STATED EXERCISE:
Only the lines from the line holding "What does this" through the final line of the entries below are to be returned, exactly as they stand.

* start ENTRIES SUPPLIED *

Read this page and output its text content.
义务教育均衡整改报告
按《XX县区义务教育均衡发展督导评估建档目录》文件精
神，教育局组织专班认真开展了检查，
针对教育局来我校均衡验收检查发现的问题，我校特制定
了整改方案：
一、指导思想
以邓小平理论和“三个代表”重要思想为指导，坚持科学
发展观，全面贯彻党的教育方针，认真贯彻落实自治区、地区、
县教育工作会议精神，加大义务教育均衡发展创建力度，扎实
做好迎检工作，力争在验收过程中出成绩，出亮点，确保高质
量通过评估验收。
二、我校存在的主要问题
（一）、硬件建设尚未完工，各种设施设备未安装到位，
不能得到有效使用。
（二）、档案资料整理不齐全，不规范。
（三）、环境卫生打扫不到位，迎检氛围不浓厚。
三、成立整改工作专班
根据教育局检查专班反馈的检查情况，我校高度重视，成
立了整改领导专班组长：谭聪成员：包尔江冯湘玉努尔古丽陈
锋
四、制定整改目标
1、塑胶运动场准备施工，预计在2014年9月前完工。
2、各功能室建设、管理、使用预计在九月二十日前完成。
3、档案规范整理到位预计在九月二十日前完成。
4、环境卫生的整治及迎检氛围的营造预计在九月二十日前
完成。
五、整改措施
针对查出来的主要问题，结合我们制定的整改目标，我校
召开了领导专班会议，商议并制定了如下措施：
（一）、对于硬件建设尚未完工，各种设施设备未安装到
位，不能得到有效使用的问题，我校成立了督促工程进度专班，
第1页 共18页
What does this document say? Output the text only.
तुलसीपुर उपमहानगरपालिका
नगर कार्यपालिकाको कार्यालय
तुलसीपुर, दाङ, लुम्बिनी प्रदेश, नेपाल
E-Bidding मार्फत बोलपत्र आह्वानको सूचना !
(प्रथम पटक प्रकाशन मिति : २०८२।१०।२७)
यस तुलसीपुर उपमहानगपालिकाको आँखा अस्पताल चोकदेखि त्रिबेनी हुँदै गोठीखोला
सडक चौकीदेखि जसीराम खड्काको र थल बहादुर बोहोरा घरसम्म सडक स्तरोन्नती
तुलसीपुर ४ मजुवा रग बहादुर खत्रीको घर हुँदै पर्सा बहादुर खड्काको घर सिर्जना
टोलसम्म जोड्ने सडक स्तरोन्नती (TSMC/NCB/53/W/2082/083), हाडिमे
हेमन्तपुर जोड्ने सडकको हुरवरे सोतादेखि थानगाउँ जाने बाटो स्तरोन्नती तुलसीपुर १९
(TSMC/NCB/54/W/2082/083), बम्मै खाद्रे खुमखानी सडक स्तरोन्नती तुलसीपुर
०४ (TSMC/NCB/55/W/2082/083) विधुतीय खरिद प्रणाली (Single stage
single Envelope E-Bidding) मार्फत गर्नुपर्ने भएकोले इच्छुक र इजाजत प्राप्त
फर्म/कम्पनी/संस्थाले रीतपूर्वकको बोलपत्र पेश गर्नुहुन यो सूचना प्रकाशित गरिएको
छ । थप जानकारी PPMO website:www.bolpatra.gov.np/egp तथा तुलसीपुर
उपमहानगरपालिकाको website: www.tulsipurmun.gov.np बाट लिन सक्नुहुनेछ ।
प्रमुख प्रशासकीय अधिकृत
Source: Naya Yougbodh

* end ENTRIES SUPPLIED *

EXERCISE SOLUTION:
What does this document say? Output the text only.
तुलसीपुर उपमहानगरपालिका
नगर कार्यपालिकाको कार्यालय
तुलसीपुर, दाङ, लुम्बिनी प्रदेश, नेपाल
E-Bidding मार्फत बोलपत्र आह्वानको सूचना !
(प्रथम पटक प्रकाशन मिति : २०८२।१०।२७)
यस तुलसीपुर उपमहानगपालिकाको आँखा अस्पताल चोकदेखि त्रिबेनी हुँदै गोठीखोला
सडक चौकीदेखि जसीराम खड्काको र थल बहादुर बोहोरा घरसम्म सडक स्तरोन्नती
तुलसीपुर ४ मजुवा रग बहादुर खत्रीको घर हुँदै पर्सा बहादुर खड्काको घर सिर्जना
टोलसम्म जोड्ने सडक स्तरोन्नती (TSMC/NCB/53/W/2082/083), हाडिमे
हेमन्तपुर जोड्ने सडकको हुरवरे सोतादेखि थानगाउँ जाने बाटो स्तरोन्नती तुलसीपुर १९
(TSMC/NCB/54/W/2082/083), बम्मै खाद्रे खुमखानी सडक स्तरोन्नती तुलसीपुर
०४ (TSMC/NCB/55/W/2082/083) विधुतीय खरिद प्रणाली (Single stage
single Envelope E-Bidding) मार्फत गर्नुपर्ने भएकोले इच्छुक र इजाजत प्राप्त
फर्म/कम्पनी/संस्थाले रीतपूर्वकको बोलपत्र पेश गर्नुहुन यो सूचना प्रकाशित गरिएको
छ । थप जानकारी PPMO website:www.bolpatra.gov.np/egp तथा तुलसीपुर
उपमहानगरपालिकाको website: www.tulsipurmun.gov.np बाट लिन सक्नुहुनेछ ।
प्रमुख प्रशासकीय अधिकृत
Source: Naya Yougbodh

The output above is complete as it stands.